**WHAT IS REQUIRED:**
Only the lines from the one containing "Read all visible content and emit it as JSON." to the end of the entries should be written out, each exactly as it stands, both ends included.

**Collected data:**
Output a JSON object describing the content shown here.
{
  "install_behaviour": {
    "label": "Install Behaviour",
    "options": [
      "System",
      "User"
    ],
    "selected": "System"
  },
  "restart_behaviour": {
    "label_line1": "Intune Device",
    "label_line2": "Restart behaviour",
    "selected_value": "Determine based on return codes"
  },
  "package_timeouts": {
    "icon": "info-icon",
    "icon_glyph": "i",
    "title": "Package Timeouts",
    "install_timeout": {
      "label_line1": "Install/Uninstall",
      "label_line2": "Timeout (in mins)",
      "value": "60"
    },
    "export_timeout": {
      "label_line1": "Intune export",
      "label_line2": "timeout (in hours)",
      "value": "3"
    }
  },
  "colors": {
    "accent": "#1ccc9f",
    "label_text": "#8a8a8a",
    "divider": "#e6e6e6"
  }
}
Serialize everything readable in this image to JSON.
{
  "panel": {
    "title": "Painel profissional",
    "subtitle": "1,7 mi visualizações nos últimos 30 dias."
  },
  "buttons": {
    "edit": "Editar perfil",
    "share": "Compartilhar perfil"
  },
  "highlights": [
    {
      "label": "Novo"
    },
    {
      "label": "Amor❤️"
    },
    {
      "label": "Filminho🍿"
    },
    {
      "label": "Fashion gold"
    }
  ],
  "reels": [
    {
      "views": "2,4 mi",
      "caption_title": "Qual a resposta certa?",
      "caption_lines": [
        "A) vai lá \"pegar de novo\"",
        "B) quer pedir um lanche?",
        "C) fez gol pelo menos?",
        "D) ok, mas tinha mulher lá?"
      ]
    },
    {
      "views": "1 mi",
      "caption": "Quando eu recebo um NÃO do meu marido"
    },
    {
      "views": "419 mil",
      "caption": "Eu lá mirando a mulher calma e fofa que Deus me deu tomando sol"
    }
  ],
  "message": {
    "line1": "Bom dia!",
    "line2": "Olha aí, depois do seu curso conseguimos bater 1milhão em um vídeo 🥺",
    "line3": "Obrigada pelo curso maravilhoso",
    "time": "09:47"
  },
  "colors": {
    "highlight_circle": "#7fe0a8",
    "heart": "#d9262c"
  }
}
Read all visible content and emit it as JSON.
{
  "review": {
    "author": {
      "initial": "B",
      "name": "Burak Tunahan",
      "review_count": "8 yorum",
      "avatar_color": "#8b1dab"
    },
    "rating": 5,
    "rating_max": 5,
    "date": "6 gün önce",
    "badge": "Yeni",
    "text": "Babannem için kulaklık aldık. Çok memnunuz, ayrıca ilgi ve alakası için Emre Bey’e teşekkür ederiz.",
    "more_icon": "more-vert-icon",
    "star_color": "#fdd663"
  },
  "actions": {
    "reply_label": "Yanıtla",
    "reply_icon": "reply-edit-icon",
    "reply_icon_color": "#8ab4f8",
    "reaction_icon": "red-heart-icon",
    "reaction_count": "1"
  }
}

**RESPONSE:**
Read all visible content and emit it as JSON.
{
  "review": {
    "author": {
      "initial": "B",
      "name": "Burak Tunahan",
      "review_count": "8 yorum",
      "avatar_color": "#8b1dab"
    },
    "rating": 5,
    "rating_max": 5,
    "date": "6 gün önce",
    "badge": "Yeni",
    "text": "Babannem için kulaklık aldık. Çok memnunuz, ayrıca ilgi ve alakası için Emre Bey’e teşekkür ederiz.",
    "more_icon": "more-vert-icon",
    "star_color": "#fdd663"
  },
  "actions": {
    "reply_label": "Yanıtla",
    "reply_icon": "reply-edit-icon",
    "reply_icon_color": "#8ab4f8",
    "reaction_icon": "red-heart-icon",
    "reaction_count": "1"
  }
}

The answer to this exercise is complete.